WHAT THE EXERCISE ASKS = Your task is to copy every line of this material exactly.

ENTRIES =
....

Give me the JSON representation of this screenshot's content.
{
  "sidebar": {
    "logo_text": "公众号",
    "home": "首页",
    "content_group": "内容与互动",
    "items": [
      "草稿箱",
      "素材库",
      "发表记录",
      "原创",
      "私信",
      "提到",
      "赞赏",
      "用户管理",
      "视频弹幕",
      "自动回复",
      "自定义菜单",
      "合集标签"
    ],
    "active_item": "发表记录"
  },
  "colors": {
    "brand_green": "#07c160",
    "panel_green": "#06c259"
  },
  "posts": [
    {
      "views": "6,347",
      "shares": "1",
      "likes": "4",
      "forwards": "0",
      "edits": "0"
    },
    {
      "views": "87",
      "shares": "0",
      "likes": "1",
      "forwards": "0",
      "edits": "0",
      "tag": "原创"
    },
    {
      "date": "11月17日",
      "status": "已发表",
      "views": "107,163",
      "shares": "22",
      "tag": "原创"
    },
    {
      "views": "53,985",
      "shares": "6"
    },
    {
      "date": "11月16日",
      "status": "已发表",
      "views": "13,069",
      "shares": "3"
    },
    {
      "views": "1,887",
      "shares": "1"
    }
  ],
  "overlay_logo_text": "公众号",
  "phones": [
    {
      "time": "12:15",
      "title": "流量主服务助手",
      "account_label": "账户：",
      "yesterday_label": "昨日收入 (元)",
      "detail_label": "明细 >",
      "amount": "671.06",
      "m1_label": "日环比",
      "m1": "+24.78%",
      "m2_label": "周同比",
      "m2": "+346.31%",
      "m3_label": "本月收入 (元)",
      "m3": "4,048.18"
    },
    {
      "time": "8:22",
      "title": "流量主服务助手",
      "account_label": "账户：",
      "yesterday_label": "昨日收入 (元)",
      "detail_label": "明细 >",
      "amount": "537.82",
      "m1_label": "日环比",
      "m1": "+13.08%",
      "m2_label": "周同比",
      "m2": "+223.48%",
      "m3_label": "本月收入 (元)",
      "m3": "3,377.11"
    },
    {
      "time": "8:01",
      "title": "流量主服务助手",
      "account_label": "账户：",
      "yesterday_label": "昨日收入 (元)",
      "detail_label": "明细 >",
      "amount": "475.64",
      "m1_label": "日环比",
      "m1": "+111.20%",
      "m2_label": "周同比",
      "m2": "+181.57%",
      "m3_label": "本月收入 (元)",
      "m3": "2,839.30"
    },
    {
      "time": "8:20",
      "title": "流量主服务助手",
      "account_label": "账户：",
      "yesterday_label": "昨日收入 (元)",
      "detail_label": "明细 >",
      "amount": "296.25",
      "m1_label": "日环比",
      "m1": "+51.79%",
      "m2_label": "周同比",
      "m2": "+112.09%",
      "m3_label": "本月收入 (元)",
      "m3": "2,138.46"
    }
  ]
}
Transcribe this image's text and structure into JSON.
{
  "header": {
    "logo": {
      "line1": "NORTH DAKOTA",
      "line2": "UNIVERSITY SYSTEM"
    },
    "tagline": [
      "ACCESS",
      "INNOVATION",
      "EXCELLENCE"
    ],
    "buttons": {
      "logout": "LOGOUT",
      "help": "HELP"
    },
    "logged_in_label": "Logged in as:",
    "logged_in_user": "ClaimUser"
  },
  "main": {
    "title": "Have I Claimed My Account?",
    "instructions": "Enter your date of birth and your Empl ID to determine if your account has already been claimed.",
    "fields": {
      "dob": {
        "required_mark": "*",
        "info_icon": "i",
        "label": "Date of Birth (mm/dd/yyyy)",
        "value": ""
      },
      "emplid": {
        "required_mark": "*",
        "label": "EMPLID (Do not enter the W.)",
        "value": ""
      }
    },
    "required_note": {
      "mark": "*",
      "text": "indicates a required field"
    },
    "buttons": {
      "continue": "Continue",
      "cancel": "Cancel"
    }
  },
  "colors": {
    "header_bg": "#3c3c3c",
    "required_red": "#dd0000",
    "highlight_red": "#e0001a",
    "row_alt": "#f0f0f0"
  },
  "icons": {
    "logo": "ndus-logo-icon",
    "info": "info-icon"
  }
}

....

CORRECT RESULT =
Give me the JSON representation of this screenshot's content.
{
  "sidebar": {
    "logo_text": "公众号",
    "home": "首页",
    "content_group": "内容与互动",
    "items": [
      "草稿箱",
      "素材库",
      "发表记录",
      "原创",
      "私信",
      "提到",
      "赞赏",
      "用户管理",
      "视频弹幕",
      "自动回复",
      "自定义菜单",
      "合集标签"
    ],
    "active_item": "发表记录"
  },
  "colors": {
    "brand_green": "#07c160",
    "panel_green": "#06c259"
  },
  "posts": [
    {
      "views": "6,347",
      "shares": "1",
      "likes": "4",
      "forwards": "0",
      "edits": "0"
    },
    {
      "views": "87",
      "shares": "0",
      "likes": "1",
      "forwards": "0",
      "edits": "0",
      "tag": "原创"
    },
    {
      "date": "11月17日",
      "status": "已发表",
      "views": "107,163",
      "shares": "22",
      "tag": "原创"
    },
    {
      "views": "53,985",
      "shares": "6"
    },
    {
      "date": "11月16日",
      "status": "已发表",
      "views": "13,069",
      "shares": "3"
    },
    {
      "views": "1,887",
      "shares": "1"
    }
  ],
  "overlay_logo_text": "公众号",
  "phones": [
    {
      "time": "12:15",
      "title": "流量主服务助手",
      "account_label": "账户：",
      "yesterday_label": "昨日收入 (元)",
      "detail_label": "明细 >",
      "amount": "671.06",
      "m1_label": "日环比",
      "m1": "+24.78%",
      "m2_label": "周同比",
      "m2": "+346.31%",
      "m3_label": "本月收入 (元)",
      "m3": "4,048.18"
    },
    {
      "time": "8:22",
      "title": "流量主服务助手",
      "account_label": "账户：",
      "yesterday_label": "昨日收入 (元)",
      "detail_label": "明细 >",
      "amount": "537.82",
      "m1_label": "日环比",
      "m1": "+13.08%",
      "m2_label": "周同比",
      "m2": "+223.48%",
      "m3_label": "本月收入 (元)",
      "m3": "3,377.11"
    },
    {
      "time": "8:01",
      "title": "流量主服务助手",
      "account_label": "账户：",
      "yesterday_label": "昨日收入 (元)",
      "detail_label": "明细 >",
      "amount": "475.64",
      "m1_label": "日环比",
      "m1": "+111.20%",
      "m2_label": "周同比",
      "m2": "+181.57%",
      "m3_label": "本月收入 (元)",
      "m3": "2,839.30"
    },
    {
      "time": "8:20",
      "title": "流量主服务助手",
      "account_label": "账户：",
      "yesterday_label": "昨日收入 (元)",
      "detail_label": "明细 >",
      "amount": "296.25",
      "m1_label": "日环比",
      "m1": "+51.79%",
      "m2_label": "周同比",
      "m2": "+112.09%",
      "m3_label": "本月收入 (元)",
      "m3": "2,138.46"
    }
  ]
}
Transcribe this image's text and structure into JSON.
{
  "header": {
    "logo": {
      "line1": "NORTH DAKOTA",
      "line2": "UNIVERSITY SYSTEM"
    },
    "tagline": [
      "ACCESS",
      "INNOVATION",
      "EXCELLENCE"
    ],
    "buttons": {
      "logout": "LOGOUT",
      "help": "HELP"
    },
    "logged_in_label": "Logged in as:",
    "logged_in_user": "ClaimUser"
  },
  "main": {
    "title": "Have I Claimed My Account?",
    "instructions": "Enter your date of birth and your Empl ID to determine if your account has already been claimed.",
    "fields": {
      "dob": {
        "required_mark": "*",
        "info_icon": "i",
        "label": "Date of Birth (mm/dd/yyyy)",
        "value": ""
      },
      "emplid": {
        "required_mark": "*",
        "label": "EMPLID (Do not enter the W.)",
        "value": ""
      }
    },
    "required_note": {
      "mark": "*",
      "text": "indicates a required field"
    },
    "buttons": {
      "continue": "Continue",
      "cancel": "Cancel"
    }
  },
  "colors": {
    "header_bg": "#3c3c3c",
    "required_red": "#dd0000",
    "highlight_red": "#e0001a",
    "row_alt": "#f0f0f0"
  },
  "icons": {
    "logo": "ndus-logo-icon",
    "info": "info-icon"
  }
}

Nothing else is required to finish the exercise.